#### [Work to be completed]
Copy out all lines with the word "time" in them.

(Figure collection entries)
==========

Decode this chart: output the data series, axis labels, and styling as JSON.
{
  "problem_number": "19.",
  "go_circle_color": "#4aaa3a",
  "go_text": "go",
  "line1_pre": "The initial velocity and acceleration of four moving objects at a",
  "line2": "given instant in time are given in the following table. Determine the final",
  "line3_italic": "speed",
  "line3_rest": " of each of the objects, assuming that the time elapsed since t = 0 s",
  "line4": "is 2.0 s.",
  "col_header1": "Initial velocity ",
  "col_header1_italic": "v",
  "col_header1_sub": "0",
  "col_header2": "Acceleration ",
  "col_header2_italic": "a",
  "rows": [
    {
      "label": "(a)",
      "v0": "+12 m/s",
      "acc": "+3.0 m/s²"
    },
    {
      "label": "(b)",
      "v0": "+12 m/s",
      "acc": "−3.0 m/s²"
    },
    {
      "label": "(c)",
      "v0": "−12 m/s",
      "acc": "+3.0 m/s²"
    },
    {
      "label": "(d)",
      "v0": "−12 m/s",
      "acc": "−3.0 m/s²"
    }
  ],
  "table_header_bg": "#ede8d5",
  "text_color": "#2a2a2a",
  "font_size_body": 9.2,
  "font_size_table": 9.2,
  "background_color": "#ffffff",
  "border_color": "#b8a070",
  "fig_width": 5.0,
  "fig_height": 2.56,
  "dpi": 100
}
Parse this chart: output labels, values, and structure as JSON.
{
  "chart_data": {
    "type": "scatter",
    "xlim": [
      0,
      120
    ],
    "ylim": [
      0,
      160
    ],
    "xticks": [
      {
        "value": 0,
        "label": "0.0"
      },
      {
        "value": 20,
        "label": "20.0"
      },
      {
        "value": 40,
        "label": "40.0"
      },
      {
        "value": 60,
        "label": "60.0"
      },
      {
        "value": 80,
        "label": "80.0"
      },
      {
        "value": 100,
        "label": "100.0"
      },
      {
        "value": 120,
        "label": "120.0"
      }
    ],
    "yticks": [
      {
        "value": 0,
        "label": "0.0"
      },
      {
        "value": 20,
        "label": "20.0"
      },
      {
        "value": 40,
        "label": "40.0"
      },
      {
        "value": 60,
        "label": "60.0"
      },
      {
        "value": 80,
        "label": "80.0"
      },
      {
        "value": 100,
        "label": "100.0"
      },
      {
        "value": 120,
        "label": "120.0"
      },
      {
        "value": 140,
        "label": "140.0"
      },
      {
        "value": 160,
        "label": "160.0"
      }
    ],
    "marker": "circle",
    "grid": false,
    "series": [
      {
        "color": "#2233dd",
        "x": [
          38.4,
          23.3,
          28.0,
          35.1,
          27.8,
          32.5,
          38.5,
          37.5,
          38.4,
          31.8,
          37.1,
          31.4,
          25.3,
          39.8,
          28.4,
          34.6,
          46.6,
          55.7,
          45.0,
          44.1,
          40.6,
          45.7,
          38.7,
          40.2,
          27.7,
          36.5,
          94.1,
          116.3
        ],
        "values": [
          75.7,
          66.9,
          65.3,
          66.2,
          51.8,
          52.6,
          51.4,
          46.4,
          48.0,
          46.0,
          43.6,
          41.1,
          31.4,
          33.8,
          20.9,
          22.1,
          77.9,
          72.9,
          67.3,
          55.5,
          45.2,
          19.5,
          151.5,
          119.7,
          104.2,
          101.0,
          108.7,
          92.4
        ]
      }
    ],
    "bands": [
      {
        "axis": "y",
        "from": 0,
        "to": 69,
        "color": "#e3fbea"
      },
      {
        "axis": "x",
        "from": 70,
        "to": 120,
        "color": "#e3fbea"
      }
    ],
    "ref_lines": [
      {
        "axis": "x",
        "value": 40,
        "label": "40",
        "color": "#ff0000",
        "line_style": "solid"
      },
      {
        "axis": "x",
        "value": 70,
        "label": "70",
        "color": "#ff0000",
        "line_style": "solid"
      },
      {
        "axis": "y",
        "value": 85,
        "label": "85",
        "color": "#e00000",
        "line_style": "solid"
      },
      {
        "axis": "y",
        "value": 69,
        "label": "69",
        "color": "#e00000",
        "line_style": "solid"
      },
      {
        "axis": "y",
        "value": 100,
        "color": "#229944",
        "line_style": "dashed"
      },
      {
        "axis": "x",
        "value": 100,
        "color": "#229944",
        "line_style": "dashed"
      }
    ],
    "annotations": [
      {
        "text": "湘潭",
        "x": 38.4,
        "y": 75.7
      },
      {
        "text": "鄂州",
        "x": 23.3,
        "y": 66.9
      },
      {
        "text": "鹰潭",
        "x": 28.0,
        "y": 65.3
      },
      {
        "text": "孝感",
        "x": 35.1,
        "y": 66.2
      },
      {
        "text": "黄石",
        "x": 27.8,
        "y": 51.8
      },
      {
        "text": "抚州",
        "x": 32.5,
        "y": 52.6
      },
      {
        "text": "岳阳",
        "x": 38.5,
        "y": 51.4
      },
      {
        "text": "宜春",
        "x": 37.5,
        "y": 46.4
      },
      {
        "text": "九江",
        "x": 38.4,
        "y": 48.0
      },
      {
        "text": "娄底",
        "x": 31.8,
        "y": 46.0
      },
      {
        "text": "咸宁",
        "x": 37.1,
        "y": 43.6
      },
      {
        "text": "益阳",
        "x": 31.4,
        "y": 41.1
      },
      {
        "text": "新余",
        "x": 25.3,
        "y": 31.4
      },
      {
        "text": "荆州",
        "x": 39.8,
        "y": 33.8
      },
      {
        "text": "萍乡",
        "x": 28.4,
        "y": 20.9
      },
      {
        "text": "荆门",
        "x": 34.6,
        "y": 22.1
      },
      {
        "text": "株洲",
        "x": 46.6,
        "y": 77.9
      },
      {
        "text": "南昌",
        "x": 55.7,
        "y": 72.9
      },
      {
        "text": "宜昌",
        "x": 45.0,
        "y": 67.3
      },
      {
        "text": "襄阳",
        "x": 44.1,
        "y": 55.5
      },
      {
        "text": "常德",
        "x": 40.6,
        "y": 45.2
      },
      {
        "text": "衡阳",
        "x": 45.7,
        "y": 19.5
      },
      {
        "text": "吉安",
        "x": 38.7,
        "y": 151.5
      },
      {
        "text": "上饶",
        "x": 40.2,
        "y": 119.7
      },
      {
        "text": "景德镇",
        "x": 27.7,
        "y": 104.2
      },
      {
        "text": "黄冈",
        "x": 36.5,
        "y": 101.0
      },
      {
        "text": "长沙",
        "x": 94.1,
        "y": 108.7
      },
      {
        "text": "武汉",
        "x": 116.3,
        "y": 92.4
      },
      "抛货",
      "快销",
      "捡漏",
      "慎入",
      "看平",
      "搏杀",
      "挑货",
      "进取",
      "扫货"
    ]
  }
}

==========

#### [Expected output]
  "line2": "given instant in time are given in the following table. Determine the final",
  "line3_rest": " of each of the objects, assuming that the time elapsed since t = 0 s",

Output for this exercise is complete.